- Excerpted text
──────────────────────────────
Figure 10 is a top left perspective view of a lower forward portion of the exercise machine shown in Figure 1 with some components, including a housing, a display, various covers and the like, removed for clarity.
Figure 11 is an enlarged left side elevation view taken from the circle 11 in Figure 3 and showing a foot support used with the exercise machine shown in Figure 1.
Figure 12 is an enlarged rear side elevation view taken from the circle 12 in Figure 5 and showing the foot support of Figure 11.
Figure 13 is a top right perspective view of the lower forward portion of the exercise machine shown in Figure 1 with some components, including the housing and some of the frame assembly, removed or shown in broken lines for clarity.
Figure 14 is an enlarged top right perspective view of the lower portion of the exercise machine taken from the circle 14 in Figure 13 with some components removed or shown in broken lines for clarity.
Figure 15 is a simplified left side elevation view of the exercise machine of Figure 1 showing a generally elliptical foot trace and shown a varying range of motion for the arm handles.

Detailed Description of the Preferred Embodiment

With reference initially to Figures 1-7, the illustrated exercise machine 100 is adapted for stationary positioning on a floor during exercise. As such, the machine 100 comprises a frame assembly 102 that supports an operating linkage 104 (see Figure 8 for a view of a majority of the frame assembly, Figure 9 for a skeletal illustration of the operating linkage 104 and Figure 10 for a clearer view of the integration of the frame 102 and the linkage 104). A housing 106 encloses a substantial portion of both the frame 102 and the linkage 1.04.
With reference now to Figure 1, the frame 102 preferably comprises a longitudinally extending center beam 110. At the forward end of the center beam 110, a laterally extending front cross beam 112 is secured to the center beam 110. At the rearward end of the center beam 110, a rear cross beam 114 is secured to the center beam 110. Together, the center beam 110, the front cross beam 112 and the rear cross beam 114 define a support base. Other support base arrangements also can be used keeping in mind the desire for stability during use of the exercise machine 100.
With reference to Figure 6, a rear platform 116 is positioned over the center beam 110 and a portion of the rear cross beam 114. The rear platform 115 can be omitted in some applications; however, in the illustrated embodiment, the rear platform 116 provides a convenient structure for mounting the exercise machine 100. The illustrated platform has a generally triangular shape; other configurations also can be used. Preferably, a rearmost end 120 of the platform 116 defines a rearmost extent of the exercise machine 100 during exercise. In other words, the operating linkage 104 preferably is positioned entirely forward of the rearmost end 120 of the platform 116 during all phases of exercise motion.
──────────────────────────────
- Information provided

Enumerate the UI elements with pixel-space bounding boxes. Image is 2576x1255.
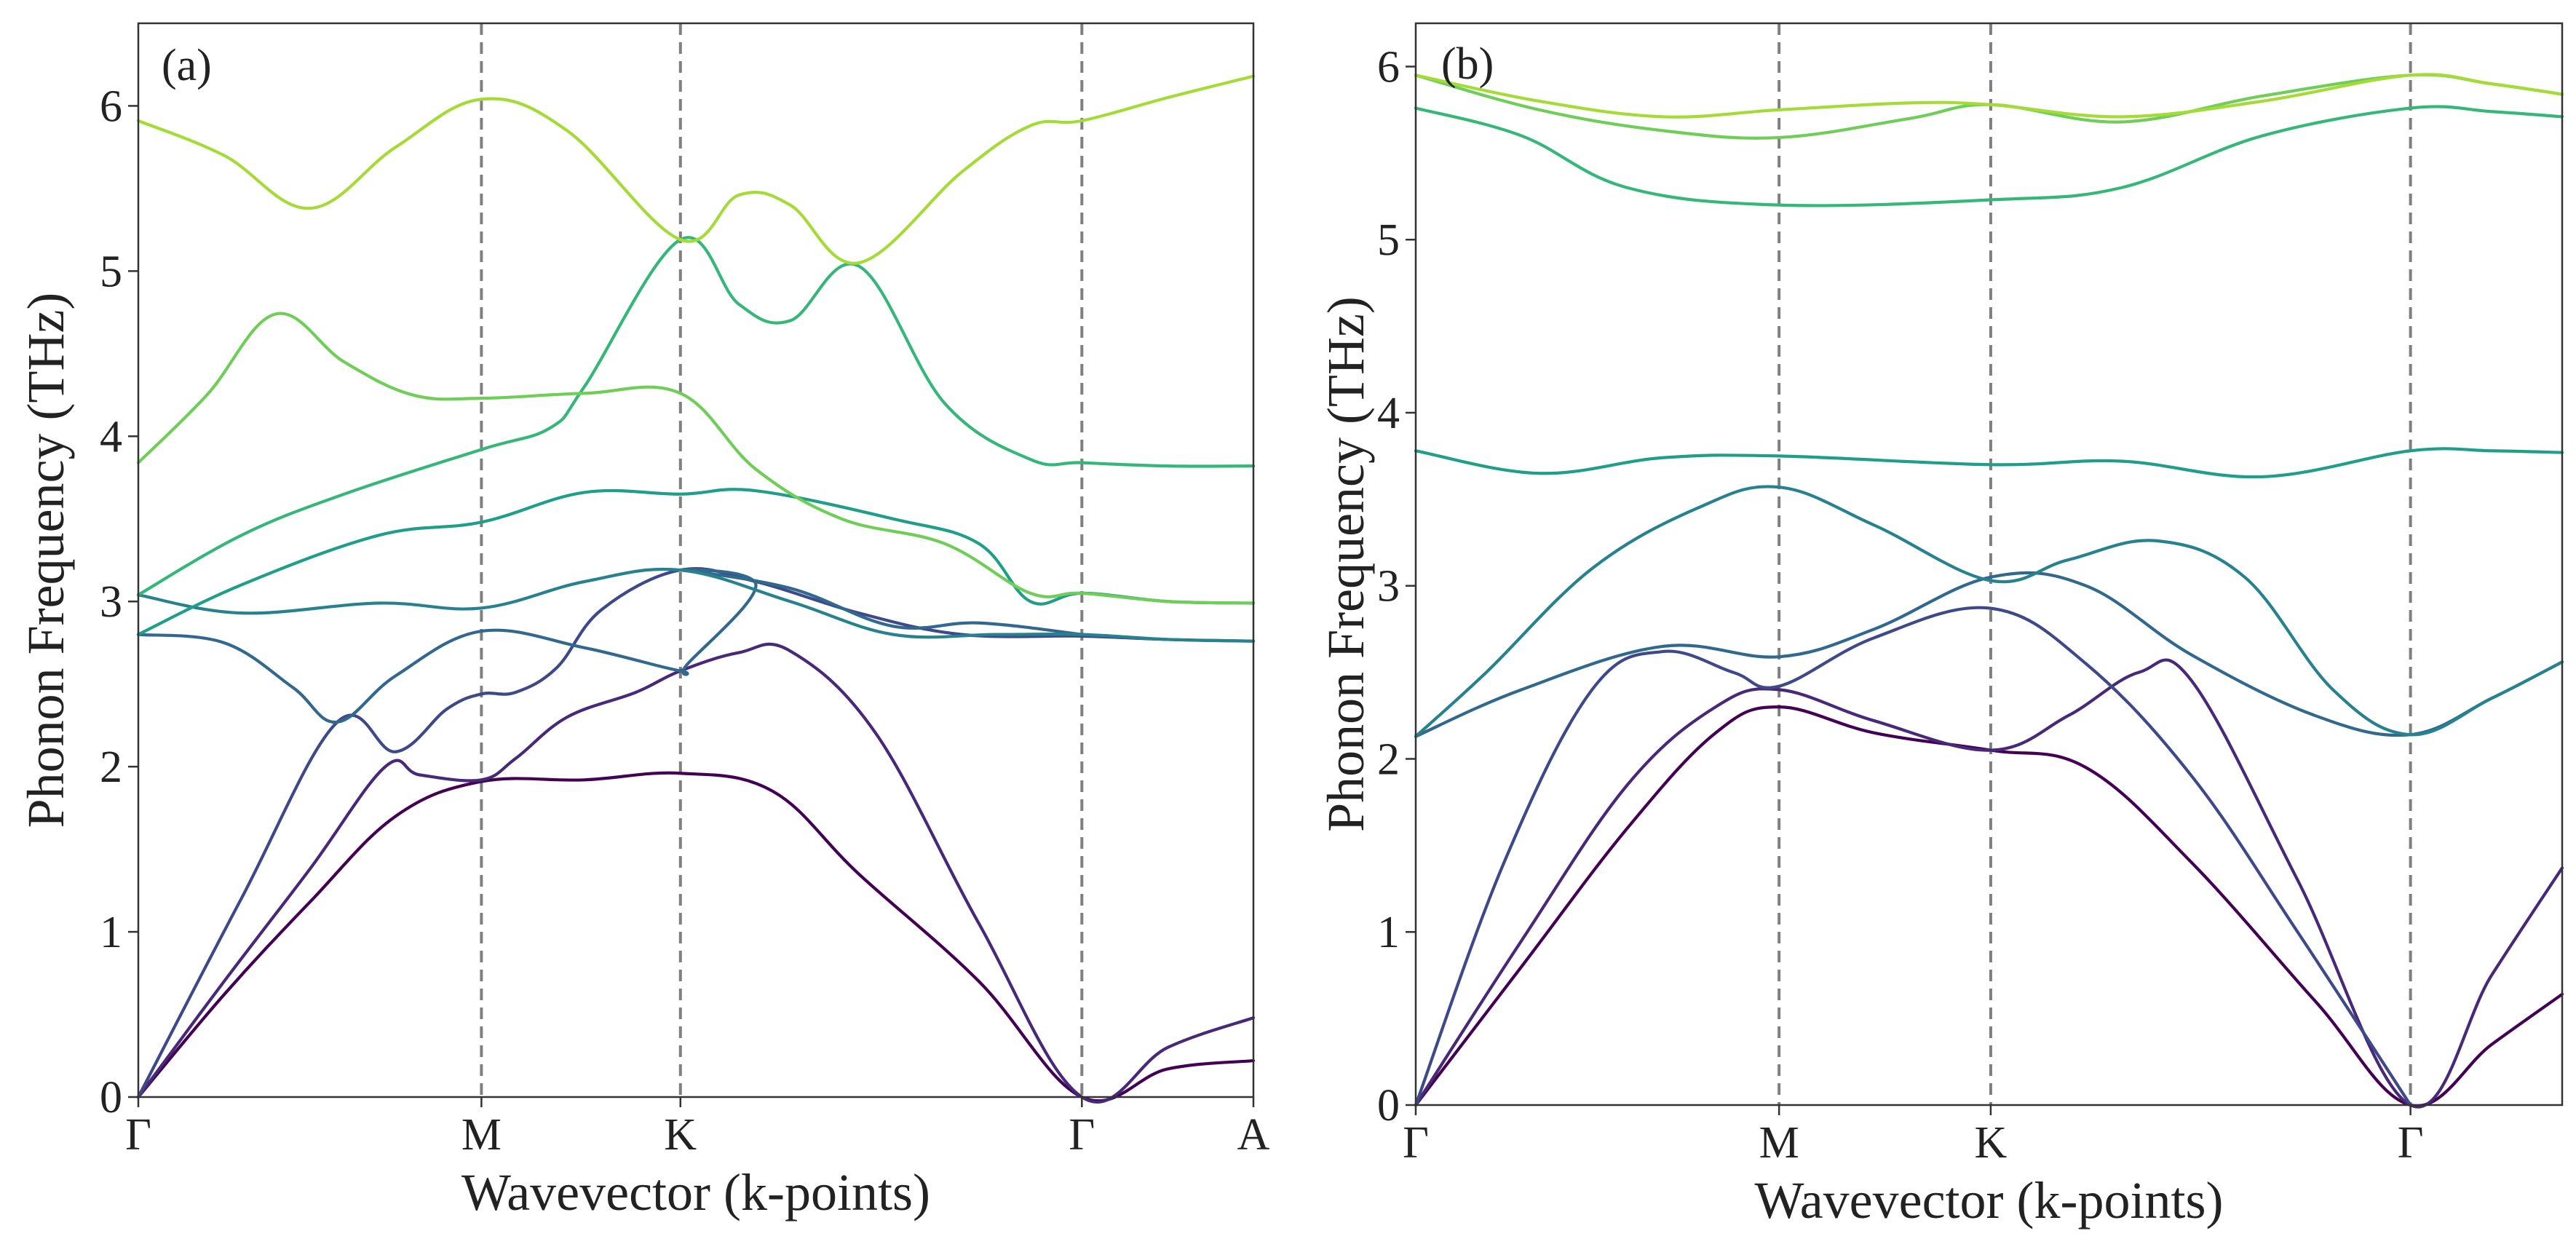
──────────────────────────────
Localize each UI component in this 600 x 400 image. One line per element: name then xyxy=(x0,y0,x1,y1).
──────────────────────────────
- Directions
• a. Answer these questions about the exercise machine description, one answer per line, each marked like its question:
(i) What kind of foot trace does Figure 15 show?
(ii) Which three beams together define the support base?
(iii) What shape does the illustrated platform have?
• b. In the exercise machine description, swap "stationary positioning" for "fixed placement" and give everything from "With reference initially" down to "the linkage 1.04." with that change.
• c. Extend the exercise machine description with the passage that comes after its final sentence.

- Answers to the problems
• a.
(i) A generally elliptical foot trace.
(ii) The center beam 110, the front cross beam 112 and the rear cross beam 114.
(iii) A generally triangular shape.

• b.
With reference initially to Figures 1-7, the illustrated exercise machine 100 is adapted for fixed placement on a floor during exercise. As such, the machine 100 comprises a frame assembly 102 that supports an operating linkage 104 (see Figure 8 for a view of a majority of the frame assembly, Figure 9 for a skeletal illustration of the operating linkage 104 and Figure 10 for a clearer view of the integration of the frame 102 and the linkage 104). A housing 106 encloses a substantial portion of both the frame 102 and the linkage 1.04.

• c.
With reference again to Figure 1, the illustrated machine 100 comprises a pair of forward rollers 122 (see also Figure 6) and a pair of rear adjustable feet 124. The illustrated rollers 122 are mounted to the sides of the front cross beam 122 and the illustrated feet 124 are positioned under the rear cross beam 124. The placement of the rollers 122 and the feet 124 can be varied in other configurations. The adjustable feet 124 can be moved generally vertically in and out of the rear cross beam 124 to level the rear cross beam 124. In some configurations, the entire exercise machine 100 can be supported by adjustable feet. Such configurations, however, decrease the ability to easily reposition the exercise machine 100 within an exercise space for cleaning of the floor space or the like.
With reference now to Figure 8, the frame assembly 102 preferably comprises one or more upright members. In the illustrated arrangement, a forward display standard 130 curves upward from the forward end of the center beam 110. The forward display standard 130 preferably is generally rectangular and more preferably is generally hollow such that the display standard 130 can form a conduit through which wires and the like can be routed. The illustrated display standard 130 is curved mainly for esthetic reasons.
Two rearward posts 132 extend upward along a central portion of the center beam 110. The posts 132 preferably slope slightly forward and are joined by one or more cross braces 134. Two intermediate posts 136 slope slightly rearward. Together, the intermediate posts 136 and the rearward posts 132 define a generally A-shaped upright frame that supports the illustrated operating linkage 104. One or more interconnecting braces 140 can be used to connect the intermediate posts 136 and the rearward ports 132. Other arrangements also can be used.
With reference again to Figure 1, in the illustrated configuration, a display console 142 is connected to an upper end of the display standard 130. The display console 142 can have any suitable configuration. For instance, the display console 142 can be configured in a manner such as that set forth in copending United States Patent Application No. 10/299,625, filed on November 19, 2002 , which is incorporated by reference in its entirety. In the illustrated arrangement, the display console 142 allows information to be conveyed to and from a user in an interactive manner through a display screen, pushbuttons or the like. Moreover, the illustrated display console 142 comprises one or more receptacles 144 for holding water bottles, keys and other items that may be carried by users. The receptacles 144 also can be designed to incorporate features from copending United States Patent No. 10/698,236, filed on October 31, 2003 , which is incorporated by reference in its entirety. Further, the illustrated display console 142 comprises an air duct outlet 146 that conveys toward a user air from a suitable cooling system. The display console 142 also can be configured to implement features from copending United-States Patent No. 10/299,627, filed on November 19, 2002 , which is incorporated by reference in its entirety.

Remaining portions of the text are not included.